# Data items
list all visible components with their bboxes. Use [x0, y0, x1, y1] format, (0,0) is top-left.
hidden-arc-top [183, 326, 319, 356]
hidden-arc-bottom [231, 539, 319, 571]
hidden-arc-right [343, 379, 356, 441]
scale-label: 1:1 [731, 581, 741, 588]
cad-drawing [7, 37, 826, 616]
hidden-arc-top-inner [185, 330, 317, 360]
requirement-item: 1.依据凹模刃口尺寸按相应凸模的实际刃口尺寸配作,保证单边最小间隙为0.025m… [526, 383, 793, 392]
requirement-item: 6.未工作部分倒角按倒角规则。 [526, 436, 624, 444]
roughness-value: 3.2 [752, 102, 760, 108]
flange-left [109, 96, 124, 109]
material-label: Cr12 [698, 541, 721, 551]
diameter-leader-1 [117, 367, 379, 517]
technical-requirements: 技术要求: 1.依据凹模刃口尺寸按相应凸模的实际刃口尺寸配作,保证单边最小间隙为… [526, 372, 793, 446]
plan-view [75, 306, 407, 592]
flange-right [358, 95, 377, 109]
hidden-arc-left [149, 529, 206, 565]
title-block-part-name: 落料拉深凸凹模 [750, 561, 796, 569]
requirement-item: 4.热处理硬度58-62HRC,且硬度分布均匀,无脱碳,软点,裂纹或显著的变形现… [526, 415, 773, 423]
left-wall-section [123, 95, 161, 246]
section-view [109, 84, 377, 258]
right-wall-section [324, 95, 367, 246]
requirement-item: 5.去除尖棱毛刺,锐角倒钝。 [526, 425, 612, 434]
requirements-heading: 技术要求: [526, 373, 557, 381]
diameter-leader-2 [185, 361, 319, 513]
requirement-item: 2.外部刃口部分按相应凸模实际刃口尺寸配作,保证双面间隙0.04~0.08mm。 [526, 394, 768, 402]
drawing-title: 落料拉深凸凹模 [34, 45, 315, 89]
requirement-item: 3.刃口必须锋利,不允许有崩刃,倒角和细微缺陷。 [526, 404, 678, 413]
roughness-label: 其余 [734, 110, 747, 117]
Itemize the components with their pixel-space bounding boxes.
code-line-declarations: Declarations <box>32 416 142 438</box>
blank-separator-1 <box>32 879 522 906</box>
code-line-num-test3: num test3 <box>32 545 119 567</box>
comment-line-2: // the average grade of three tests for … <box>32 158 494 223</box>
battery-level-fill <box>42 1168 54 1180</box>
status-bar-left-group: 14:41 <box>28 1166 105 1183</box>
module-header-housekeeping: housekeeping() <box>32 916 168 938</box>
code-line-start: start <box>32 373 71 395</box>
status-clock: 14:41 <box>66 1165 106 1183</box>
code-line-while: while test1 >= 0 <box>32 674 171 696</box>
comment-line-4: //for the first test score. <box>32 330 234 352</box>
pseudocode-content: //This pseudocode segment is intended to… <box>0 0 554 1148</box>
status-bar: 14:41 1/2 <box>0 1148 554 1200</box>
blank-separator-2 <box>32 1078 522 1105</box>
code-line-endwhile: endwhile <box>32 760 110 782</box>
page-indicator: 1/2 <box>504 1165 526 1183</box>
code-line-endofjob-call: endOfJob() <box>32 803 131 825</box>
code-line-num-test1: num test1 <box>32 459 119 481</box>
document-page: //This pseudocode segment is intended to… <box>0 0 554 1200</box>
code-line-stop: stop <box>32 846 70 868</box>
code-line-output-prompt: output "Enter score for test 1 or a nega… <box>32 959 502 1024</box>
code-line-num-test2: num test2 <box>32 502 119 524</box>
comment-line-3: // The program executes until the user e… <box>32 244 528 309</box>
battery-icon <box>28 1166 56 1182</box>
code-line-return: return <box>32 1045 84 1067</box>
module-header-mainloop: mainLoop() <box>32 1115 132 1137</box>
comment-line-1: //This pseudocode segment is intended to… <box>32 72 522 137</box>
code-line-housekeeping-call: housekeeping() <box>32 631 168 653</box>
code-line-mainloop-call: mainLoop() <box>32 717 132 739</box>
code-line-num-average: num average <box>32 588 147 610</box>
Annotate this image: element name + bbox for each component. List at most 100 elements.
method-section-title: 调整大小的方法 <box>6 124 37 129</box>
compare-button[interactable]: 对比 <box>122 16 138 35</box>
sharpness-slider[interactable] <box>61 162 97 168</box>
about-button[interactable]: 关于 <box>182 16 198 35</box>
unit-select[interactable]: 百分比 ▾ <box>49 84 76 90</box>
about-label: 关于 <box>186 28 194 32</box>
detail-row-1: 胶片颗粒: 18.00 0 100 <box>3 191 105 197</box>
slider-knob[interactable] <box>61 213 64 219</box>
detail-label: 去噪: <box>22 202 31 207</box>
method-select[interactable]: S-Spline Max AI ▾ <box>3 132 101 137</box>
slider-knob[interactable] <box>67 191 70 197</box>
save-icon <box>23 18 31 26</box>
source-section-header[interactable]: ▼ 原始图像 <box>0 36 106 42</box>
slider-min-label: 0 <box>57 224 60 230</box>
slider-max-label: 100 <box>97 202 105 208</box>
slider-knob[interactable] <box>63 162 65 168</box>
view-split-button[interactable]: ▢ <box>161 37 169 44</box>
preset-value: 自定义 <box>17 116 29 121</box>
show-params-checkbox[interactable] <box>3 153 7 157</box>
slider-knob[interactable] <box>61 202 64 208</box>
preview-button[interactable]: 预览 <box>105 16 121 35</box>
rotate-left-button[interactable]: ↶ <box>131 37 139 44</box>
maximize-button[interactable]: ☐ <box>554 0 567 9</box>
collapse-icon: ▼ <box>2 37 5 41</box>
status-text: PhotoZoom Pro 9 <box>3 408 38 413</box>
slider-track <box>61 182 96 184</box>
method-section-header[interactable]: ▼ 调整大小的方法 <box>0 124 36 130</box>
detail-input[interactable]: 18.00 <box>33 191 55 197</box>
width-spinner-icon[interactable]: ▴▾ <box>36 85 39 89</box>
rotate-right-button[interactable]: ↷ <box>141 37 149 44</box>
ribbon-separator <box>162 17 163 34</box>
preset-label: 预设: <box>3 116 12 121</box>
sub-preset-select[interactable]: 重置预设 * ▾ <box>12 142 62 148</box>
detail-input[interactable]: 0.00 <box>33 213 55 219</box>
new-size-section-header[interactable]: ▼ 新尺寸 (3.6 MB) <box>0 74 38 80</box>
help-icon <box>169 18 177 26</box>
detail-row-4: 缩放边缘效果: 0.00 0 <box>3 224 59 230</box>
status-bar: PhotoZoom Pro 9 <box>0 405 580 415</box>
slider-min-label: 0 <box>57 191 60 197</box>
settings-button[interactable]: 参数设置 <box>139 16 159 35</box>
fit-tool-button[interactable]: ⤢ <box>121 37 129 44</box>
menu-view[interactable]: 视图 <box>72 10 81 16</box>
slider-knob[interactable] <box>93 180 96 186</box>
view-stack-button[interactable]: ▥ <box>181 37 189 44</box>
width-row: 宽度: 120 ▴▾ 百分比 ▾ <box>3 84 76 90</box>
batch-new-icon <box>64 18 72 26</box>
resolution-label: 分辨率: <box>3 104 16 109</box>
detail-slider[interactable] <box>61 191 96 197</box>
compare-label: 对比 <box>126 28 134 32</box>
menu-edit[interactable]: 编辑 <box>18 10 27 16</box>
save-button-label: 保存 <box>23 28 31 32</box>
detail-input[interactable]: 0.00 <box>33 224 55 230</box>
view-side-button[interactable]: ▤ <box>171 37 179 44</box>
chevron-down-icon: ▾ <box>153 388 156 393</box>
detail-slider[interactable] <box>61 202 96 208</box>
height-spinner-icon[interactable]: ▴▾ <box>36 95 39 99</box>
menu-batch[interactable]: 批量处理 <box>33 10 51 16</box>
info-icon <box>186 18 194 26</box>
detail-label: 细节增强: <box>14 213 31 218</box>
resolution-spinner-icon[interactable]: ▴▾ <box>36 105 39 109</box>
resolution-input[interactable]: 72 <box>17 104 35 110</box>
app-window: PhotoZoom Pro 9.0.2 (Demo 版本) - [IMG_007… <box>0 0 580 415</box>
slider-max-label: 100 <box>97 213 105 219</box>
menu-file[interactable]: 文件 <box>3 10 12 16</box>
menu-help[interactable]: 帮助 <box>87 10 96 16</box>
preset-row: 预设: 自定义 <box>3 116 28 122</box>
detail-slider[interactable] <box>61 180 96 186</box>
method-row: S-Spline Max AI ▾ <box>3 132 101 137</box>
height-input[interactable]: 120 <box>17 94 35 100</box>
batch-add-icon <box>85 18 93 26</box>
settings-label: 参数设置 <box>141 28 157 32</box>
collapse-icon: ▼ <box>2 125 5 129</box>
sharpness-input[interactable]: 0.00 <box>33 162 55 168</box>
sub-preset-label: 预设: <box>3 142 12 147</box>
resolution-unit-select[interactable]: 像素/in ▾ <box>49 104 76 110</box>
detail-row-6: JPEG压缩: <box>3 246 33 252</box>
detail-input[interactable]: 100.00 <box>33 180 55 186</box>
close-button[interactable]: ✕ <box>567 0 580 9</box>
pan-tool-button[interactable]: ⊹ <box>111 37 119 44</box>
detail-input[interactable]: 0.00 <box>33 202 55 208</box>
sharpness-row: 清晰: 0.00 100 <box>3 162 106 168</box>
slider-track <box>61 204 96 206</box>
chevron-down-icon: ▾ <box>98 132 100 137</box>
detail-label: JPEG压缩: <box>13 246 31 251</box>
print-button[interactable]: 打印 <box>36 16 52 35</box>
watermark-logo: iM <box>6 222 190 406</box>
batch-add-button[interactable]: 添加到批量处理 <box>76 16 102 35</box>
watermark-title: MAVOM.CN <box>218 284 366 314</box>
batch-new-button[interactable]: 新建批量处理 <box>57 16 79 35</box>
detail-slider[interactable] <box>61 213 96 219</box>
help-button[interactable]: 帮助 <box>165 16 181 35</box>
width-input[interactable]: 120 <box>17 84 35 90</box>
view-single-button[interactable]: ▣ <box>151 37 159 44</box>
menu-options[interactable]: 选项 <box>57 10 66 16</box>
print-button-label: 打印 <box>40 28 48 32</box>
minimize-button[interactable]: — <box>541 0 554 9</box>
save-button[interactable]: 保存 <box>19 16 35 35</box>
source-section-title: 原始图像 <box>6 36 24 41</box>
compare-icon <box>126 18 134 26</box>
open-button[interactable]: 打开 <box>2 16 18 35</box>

# WHAT YOU NEED TO DO
Please copy out, word for word, the lines from the start of the items through the line containing "flange-left [109, 96, 124, 109]", including that line.

# RESULT FOR THIS EXERCISE
list all visible components with their bboxes. Use [x0, y0, x1, y1] format, (0,0) is top-left.
hidden-arc-top [183, 326, 319, 356]
hidden-arc-bottom [231, 539, 319, 571]
hidden-arc-right [343, 379, 356, 441]
scale-label: 1:1 [731, 581, 741, 588]
cad-drawing [7, 37, 826, 616]
hidden-arc-top-inner [185, 330, 317, 360]
requirement-item: 1.依据凹模刃口尺寸按相应凸模的实际刃口尺寸配作,保证单边最小间隙为0.025m… [526, 383, 793, 392]
requirement-item: 6.未工作部分倒角按倒角规则。 [526, 436, 624, 444]
roughness-value: 3.2 [752, 102, 760, 108]
flange-left [109, 96, 124, 109]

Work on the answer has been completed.